■ TASK:
Each line below that contains "DoDEA" counts once; report the total and nothing more.

(Dataset entries)
——————————

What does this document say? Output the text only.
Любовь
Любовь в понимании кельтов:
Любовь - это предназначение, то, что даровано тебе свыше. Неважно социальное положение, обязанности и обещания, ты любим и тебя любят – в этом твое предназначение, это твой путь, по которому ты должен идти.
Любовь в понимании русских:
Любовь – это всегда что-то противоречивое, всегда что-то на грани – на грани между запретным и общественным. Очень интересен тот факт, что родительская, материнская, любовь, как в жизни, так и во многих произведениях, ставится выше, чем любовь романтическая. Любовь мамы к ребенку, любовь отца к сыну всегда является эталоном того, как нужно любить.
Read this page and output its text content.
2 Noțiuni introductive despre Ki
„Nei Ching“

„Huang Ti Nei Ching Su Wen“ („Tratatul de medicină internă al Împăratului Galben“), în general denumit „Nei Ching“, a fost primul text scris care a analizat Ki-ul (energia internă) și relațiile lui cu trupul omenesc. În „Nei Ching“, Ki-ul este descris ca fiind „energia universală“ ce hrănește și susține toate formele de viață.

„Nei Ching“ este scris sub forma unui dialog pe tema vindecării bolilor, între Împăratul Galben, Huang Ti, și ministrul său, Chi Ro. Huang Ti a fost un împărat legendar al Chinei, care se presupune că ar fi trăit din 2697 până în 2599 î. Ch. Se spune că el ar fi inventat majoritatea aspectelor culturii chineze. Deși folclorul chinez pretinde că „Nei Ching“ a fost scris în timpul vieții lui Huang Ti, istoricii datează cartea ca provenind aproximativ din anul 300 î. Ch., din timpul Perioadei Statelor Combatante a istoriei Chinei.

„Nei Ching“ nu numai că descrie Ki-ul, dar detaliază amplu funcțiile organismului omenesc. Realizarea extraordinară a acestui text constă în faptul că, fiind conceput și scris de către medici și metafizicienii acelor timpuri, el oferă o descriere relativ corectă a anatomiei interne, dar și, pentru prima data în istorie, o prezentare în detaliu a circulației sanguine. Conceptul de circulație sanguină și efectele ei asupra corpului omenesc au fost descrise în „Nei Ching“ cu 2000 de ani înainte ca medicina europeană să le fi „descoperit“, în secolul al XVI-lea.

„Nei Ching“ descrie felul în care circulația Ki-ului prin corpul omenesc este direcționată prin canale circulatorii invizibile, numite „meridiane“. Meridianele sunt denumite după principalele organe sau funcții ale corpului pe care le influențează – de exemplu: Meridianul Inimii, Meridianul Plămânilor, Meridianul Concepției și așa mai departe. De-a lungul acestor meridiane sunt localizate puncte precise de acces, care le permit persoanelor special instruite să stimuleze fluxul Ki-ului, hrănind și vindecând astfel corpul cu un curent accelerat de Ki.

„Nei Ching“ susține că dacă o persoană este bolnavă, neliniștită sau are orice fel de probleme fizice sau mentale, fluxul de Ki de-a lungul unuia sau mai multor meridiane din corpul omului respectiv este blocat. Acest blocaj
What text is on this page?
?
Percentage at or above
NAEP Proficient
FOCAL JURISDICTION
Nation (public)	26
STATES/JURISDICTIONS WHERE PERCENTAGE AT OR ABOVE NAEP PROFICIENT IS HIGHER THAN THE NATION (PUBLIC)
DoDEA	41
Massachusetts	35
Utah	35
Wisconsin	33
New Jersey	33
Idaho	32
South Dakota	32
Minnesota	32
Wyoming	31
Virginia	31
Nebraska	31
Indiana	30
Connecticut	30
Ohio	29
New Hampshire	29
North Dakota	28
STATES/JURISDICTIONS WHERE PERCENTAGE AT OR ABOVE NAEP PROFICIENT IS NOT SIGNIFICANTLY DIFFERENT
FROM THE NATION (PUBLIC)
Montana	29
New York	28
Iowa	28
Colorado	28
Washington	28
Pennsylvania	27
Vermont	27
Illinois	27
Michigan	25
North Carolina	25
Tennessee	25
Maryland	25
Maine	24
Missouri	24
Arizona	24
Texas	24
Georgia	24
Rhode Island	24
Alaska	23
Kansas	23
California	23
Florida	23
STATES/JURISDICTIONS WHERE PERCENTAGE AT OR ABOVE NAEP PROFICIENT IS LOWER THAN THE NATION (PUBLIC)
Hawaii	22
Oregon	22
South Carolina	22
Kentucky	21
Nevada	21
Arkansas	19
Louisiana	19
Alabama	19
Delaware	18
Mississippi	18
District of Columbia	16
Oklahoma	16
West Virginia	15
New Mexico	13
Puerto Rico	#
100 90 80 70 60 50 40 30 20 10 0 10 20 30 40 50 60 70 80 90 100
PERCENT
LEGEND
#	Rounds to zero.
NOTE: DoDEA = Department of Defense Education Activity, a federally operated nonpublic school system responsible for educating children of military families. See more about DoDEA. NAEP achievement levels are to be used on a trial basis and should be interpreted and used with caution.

——————————

■ FULL ANSWER:
2